* What is required
Print the whole listing exactly.

* Materials provided

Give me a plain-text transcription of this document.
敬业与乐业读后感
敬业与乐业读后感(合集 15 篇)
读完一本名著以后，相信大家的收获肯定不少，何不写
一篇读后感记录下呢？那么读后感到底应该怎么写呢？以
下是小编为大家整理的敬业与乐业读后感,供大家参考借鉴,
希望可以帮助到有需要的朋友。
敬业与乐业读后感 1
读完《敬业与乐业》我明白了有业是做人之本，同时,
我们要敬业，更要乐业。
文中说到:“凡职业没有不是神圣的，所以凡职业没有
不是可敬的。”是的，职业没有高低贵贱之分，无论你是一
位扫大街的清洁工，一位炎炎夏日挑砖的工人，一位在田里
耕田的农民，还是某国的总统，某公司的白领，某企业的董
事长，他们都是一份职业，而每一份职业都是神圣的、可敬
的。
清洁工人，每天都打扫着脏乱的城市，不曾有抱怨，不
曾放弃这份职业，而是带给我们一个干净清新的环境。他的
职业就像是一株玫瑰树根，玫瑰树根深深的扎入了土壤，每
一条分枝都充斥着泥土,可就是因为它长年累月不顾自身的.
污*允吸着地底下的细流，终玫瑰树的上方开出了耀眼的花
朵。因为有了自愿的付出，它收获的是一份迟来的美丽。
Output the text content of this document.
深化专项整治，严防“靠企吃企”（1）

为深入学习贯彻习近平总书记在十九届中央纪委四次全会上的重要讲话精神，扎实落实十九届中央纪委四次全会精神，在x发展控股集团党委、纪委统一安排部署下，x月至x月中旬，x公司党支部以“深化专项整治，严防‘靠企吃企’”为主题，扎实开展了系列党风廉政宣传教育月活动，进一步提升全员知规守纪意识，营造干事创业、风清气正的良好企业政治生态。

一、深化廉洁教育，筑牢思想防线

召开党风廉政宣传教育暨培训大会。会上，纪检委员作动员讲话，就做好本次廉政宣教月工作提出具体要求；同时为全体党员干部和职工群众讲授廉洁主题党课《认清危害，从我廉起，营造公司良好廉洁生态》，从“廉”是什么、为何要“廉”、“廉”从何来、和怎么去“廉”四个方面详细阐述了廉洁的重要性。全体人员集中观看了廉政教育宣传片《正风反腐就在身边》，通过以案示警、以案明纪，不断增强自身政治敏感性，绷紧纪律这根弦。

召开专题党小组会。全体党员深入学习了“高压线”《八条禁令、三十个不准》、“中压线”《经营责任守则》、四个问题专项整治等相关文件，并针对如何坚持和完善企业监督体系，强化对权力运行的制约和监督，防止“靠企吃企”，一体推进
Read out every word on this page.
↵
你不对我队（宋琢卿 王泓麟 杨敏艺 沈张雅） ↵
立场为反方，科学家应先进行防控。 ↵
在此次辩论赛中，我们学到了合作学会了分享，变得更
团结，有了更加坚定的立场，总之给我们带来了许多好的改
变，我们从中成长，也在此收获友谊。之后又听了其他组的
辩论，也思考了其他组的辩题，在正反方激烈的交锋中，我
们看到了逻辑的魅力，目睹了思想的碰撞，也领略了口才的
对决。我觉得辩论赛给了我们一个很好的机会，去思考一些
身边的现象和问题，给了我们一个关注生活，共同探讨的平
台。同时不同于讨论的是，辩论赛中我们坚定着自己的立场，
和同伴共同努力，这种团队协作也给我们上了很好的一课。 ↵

* Reply to the exercise
Give me a plain-text transcription of this document.
敬业与乐业读后感
敬业与乐业读后感(合集 15 篇)
读完一本名著以后，相信大家的收获肯定不少，何不写
一篇读后感记录下呢？那么读后感到底应该怎么写呢？以
下是小编为大家整理的敬业与乐业读后感,供大家参考借鉴,
希望可以帮助到有需要的朋友。
敬业与乐业读后感 1
读完《敬业与乐业》我明白了有业是做人之本，同时,
我们要敬业，更要乐业。
文中说到:“凡职业没有不是神圣的，所以凡职业没有
不是可敬的。”是的，职业没有高低贵贱之分，无论你是一
位扫大街的清洁工，一位炎炎夏日挑砖的工人，一位在田里
耕田的农民，还是某国的总统，某公司的白领，某企业的董
事长，他们都是一份职业，而每一份职业都是神圣的、可敬
的。
清洁工人，每天都打扫着脏乱的城市，不曾有抱怨，不
曾放弃这份职业，而是带给我们一个干净清新的环境。他的
职业就像是一株玫瑰树根，玫瑰树根深深的扎入了土壤，每
一条分枝都充斥着泥土,可就是因为它长年累月不顾自身的.
污*允吸着地底下的细流，终玫瑰树的上方开出了耀眼的花
朵。因为有了自愿的付出，它收获的是一份迟来的美丽。
Output the text content of this document.
深化专项整治，严防“靠企吃企”（1）

为深入学习贯彻习近平总书记在十九届中央纪委四次全会上的重要讲话精神，扎实落实十九届中央纪委四次全会精神，在x发展控股集团党委、纪委统一安排部署下，x月至x月中旬，x公司党支部以“深化专项整治，严防‘靠企吃企’”为主题，扎实开展了系列党风廉政宣传教育月活动，进一步提升全员知规守纪意识，营造干事创业、风清气正的良好企业政治生态。

一、深化廉洁教育，筑牢思想防线

召开党风廉政宣传教育暨培训大会。会上，纪检委员作动员讲话，就做好本次廉政宣教月工作提出具体要求；同时为全体党员干部和职工群众讲授廉洁主题党课《认清危害，从我廉起，营造公司良好廉洁生态》，从“廉”是什么、为何要“廉”、“廉”从何来、和怎么去“廉”四个方面详细阐述了廉洁的重要性。全体人员集中观看了廉政教育宣传片《正风反腐就在身边》，通过以案示警、以案明纪，不断增强自身政治敏感性，绷紧纪律这根弦。

召开专题党小组会。全体党员深入学习了“高压线”《八条禁令、三十个不准》、“中压线”《经营责任守则》、四个问题专项整治等相关文件，并针对如何坚持和完善企业监督体系，强化对权力运行的制约和监督，防止“靠企吃企”，一体推进
Read out every word on this page.
↵
你不对我队（宋琢卿 王泓麟 杨敏艺 沈张雅） ↵
立场为反方，科学家应先进行防控。 ↵
在此次辩论赛中，我们学到了合作学会了分享，变得更
团结，有了更加坚定的立场，总之给我们带来了许多好的改
变，我们从中成长，也在此收获友谊。之后又听了其他组的
辩论，也思考了其他组的辩题，在正反方激烈的交锋中，我
们看到了逻辑的魅力，目睹了思想的碰撞，也领略了口才的
对决。我觉得辩论赛给了我们一个很好的机会，去思考一些
身边的现象和问题，给了我们一个关注生活，共同探讨的平
台。同时不同于讨论的是，辩论赛中我们坚定着自己的立场，
和同伴共同努力，这种团队协作也给我们上了很好的一课。 ↵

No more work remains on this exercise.